▶ **Required task**
Can you quote the lines below exactly, starting at the line with "Transcribe the text in this document." and going through the last one?
____ Input rows
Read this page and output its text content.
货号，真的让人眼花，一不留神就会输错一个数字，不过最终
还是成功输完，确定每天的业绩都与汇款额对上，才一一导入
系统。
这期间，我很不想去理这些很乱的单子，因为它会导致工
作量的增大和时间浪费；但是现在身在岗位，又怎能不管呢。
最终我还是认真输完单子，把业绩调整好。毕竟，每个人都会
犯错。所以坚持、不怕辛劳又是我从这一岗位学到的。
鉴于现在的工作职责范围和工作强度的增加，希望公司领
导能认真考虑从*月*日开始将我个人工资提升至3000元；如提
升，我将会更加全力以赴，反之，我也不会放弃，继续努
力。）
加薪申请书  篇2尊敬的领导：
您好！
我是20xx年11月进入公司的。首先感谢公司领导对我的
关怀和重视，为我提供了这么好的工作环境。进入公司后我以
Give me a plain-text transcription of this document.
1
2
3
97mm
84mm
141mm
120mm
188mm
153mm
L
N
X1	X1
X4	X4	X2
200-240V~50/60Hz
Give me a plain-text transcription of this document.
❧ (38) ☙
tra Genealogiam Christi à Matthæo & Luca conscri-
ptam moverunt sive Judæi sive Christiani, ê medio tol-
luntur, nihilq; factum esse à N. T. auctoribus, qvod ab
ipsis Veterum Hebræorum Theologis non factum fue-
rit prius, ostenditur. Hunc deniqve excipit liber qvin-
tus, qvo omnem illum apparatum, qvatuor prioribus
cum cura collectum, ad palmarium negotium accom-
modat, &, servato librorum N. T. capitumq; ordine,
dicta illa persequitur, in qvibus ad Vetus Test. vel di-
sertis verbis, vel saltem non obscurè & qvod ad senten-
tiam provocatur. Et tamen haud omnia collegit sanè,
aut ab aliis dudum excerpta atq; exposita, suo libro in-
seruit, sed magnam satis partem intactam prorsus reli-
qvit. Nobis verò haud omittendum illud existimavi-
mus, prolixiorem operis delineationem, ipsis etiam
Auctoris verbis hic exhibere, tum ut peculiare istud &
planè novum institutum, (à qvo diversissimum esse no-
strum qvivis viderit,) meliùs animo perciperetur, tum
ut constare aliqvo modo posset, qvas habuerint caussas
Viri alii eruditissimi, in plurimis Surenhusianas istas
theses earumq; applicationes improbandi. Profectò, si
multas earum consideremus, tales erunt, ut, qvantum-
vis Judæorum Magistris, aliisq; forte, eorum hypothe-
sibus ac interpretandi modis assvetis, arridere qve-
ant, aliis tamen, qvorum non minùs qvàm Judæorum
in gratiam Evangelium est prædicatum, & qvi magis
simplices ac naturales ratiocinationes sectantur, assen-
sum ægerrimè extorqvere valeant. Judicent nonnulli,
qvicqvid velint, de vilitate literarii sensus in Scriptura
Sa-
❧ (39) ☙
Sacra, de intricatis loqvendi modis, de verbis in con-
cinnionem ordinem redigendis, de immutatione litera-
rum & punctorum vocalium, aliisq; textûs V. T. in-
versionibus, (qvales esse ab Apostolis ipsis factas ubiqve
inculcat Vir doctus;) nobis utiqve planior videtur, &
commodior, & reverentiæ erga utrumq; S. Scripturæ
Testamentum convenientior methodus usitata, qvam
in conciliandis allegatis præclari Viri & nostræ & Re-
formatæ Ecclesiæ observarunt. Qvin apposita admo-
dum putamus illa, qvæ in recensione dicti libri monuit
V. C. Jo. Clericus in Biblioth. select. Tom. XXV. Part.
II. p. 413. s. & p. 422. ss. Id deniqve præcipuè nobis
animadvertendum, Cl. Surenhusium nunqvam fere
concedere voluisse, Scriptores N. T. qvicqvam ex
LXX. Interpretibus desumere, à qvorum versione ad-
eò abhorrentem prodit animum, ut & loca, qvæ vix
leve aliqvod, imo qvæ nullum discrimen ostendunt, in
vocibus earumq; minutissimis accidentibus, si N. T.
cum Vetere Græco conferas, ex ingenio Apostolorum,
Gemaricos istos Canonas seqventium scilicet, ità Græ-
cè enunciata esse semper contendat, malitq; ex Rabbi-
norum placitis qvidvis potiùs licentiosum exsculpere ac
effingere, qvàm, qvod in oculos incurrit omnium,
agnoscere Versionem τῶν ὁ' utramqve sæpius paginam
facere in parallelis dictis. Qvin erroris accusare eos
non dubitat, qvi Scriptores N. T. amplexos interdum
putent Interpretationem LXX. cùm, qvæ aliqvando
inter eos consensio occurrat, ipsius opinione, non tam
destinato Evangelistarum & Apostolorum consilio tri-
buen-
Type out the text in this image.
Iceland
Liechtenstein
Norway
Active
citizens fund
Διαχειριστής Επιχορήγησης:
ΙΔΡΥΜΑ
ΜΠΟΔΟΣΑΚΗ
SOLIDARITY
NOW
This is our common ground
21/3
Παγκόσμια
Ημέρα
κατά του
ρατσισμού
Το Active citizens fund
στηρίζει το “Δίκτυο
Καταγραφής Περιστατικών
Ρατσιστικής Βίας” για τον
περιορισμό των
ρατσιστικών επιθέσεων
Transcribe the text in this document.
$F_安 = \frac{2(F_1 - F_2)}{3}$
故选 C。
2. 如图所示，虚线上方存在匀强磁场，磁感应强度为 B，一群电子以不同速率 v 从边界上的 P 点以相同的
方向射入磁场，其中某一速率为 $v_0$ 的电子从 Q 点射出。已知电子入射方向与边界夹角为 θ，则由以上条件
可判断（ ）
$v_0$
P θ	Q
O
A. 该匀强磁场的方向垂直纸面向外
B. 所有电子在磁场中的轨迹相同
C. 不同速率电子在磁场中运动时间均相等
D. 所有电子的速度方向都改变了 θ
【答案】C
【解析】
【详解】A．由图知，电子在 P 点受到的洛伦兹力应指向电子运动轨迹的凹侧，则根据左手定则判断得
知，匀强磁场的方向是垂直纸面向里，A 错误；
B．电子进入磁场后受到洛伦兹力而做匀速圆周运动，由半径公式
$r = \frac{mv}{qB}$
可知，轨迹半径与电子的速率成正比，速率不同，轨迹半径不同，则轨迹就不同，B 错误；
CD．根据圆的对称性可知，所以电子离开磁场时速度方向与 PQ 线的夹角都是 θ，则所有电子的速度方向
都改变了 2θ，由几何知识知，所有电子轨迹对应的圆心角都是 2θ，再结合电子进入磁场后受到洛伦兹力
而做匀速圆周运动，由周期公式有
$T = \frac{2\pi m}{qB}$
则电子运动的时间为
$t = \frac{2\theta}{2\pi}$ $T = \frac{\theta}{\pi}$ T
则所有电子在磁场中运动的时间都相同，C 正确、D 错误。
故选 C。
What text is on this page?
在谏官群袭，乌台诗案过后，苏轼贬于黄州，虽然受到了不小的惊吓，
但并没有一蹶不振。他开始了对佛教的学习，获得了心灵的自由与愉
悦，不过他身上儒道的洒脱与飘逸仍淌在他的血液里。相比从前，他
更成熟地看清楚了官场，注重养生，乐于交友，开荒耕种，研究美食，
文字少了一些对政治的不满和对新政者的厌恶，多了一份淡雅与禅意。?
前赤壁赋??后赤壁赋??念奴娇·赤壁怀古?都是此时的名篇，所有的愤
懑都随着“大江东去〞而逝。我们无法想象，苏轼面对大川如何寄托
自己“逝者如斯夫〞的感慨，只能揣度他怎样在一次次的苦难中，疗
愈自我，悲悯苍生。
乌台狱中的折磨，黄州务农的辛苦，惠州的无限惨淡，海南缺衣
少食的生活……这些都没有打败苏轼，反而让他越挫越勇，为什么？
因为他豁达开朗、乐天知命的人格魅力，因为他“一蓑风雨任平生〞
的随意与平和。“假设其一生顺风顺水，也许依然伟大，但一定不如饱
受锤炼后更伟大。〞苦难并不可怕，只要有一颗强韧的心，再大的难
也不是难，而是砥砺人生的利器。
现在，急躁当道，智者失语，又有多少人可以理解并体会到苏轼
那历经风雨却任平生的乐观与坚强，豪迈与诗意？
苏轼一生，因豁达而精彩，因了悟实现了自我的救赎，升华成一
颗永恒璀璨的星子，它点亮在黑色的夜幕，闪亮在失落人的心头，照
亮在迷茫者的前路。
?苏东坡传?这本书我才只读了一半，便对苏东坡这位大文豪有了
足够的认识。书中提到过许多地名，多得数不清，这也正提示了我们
________
▶ **Reply**
Transcribe the text in this document.
$F_安 = \frac{2(F_1 - F_2)}{3}$
故选 C。
2. 如图所示，虚线上方存在匀强磁场，磁感应强度为 B，一群电子以不同速率 v 从边界上的 P 点以相同的
方向射入磁场，其中某一速率为 $v_0$ 的电子从 Q 点射出。已知电子入射方向与边界夹角为 θ，则由以上条件
可判断（ ）
$v_0$
P θ	Q
O
A. 该匀强磁场的方向垂直纸面向外
B. 所有电子在磁场中的轨迹相同
C. 不同速率电子在磁场中运动时间均相等
D. 所有电子的速度方向都改变了 θ
【答案】C
【解析】
【详解】A．由图知，电子在 P 点受到的洛伦兹力应指向电子运动轨迹的凹侧，则根据左手定则判断得
知，匀强磁场的方向是垂直纸面向里，A 错误；
B．电子进入磁场后受到洛伦兹力而做匀速圆周运动，由半径公式
$r = \frac{mv}{qB}$
可知，轨迹半径与电子的速率成正比，速率不同，轨迹半径不同，则轨迹就不同，B 错误；
CD．根据圆的对称性可知，所以电子离开磁场时速度方向与 PQ 线的夹角都是 θ，则所有电子的速度方向
都改变了 2θ，由几何知识知，所有电子轨迹对应的圆心角都是 2θ，再结合电子进入磁场后受到洛伦兹力
而做匀速圆周运动，由周期公式有
$T = \frac{2\pi m}{qB}$
则电子运动的时间为
$t = \frac{2\theta}{2\pi}$ $T = \frac{\theta}{\pi}$ T
则所有电子在磁场中运动的时间都相同，C 正确、D 错误。
故选 C。
What text is on this page?
在谏官群袭，乌台诗案过后，苏轼贬于黄州，虽然受到了不小的惊吓，
但并没有一蹶不振。他开始了对佛教的学习，获得了心灵的自由与愉
悦，不过他身上儒道的洒脱与飘逸仍淌在他的血液里。相比从前，他
更成熟地看清楚了官场，注重养生，乐于交友，开荒耕种，研究美食，
文字少了一些对政治的不满和对新政者的厌恶，多了一份淡雅与禅意。?
前赤壁赋??后赤壁赋??念奴娇·赤壁怀古?都是此时的名篇，所有的愤
懑都随着“大江东去〞而逝。我们无法想象，苏轼面对大川如何寄托
自己“逝者如斯夫〞的感慨，只能揣度他怎样在一次次的苦难中，疗
愈自我，悲悯苍生。
乌台狱中的折磨，黄州务农的辛苦，惠州的无限惨淡，海南缺衣
少食的生活……这些都没有打败苏轼，反而让他越挫越勇，为什么？
因为他豁达开朗、乐天知命的人格魅力，因为他“一蓑风雨任平生〞
的随意与平和。“假设其一生顺风顺水，也许依然伟大，但一定不如饱
受锤炼后更伟大。〞苦难并不可怕，只要有一颗强韧的心，再大的难
也不是难，而是砥砺人生的利器。
现在，急躁当道，智者失语，又有多少人可以理解并体会到苏轼
那历经风雨却任平生的乐观与坚强，豪迈与诗意？
苏轼一生，因豁达而精彩，因了悟实现了自我的救赎，升华成一
颗永恒璀璨的星子，它点亮在黑色的夜幕，闪亮在失落人的心头，照
亮在迷茫者的前路。
?苏东坡传?这本书我才只读了一半，便对苏东坡这位大文豪有了
足够的认识。书中提到过许多地名，多得数不清，这也正提示了我们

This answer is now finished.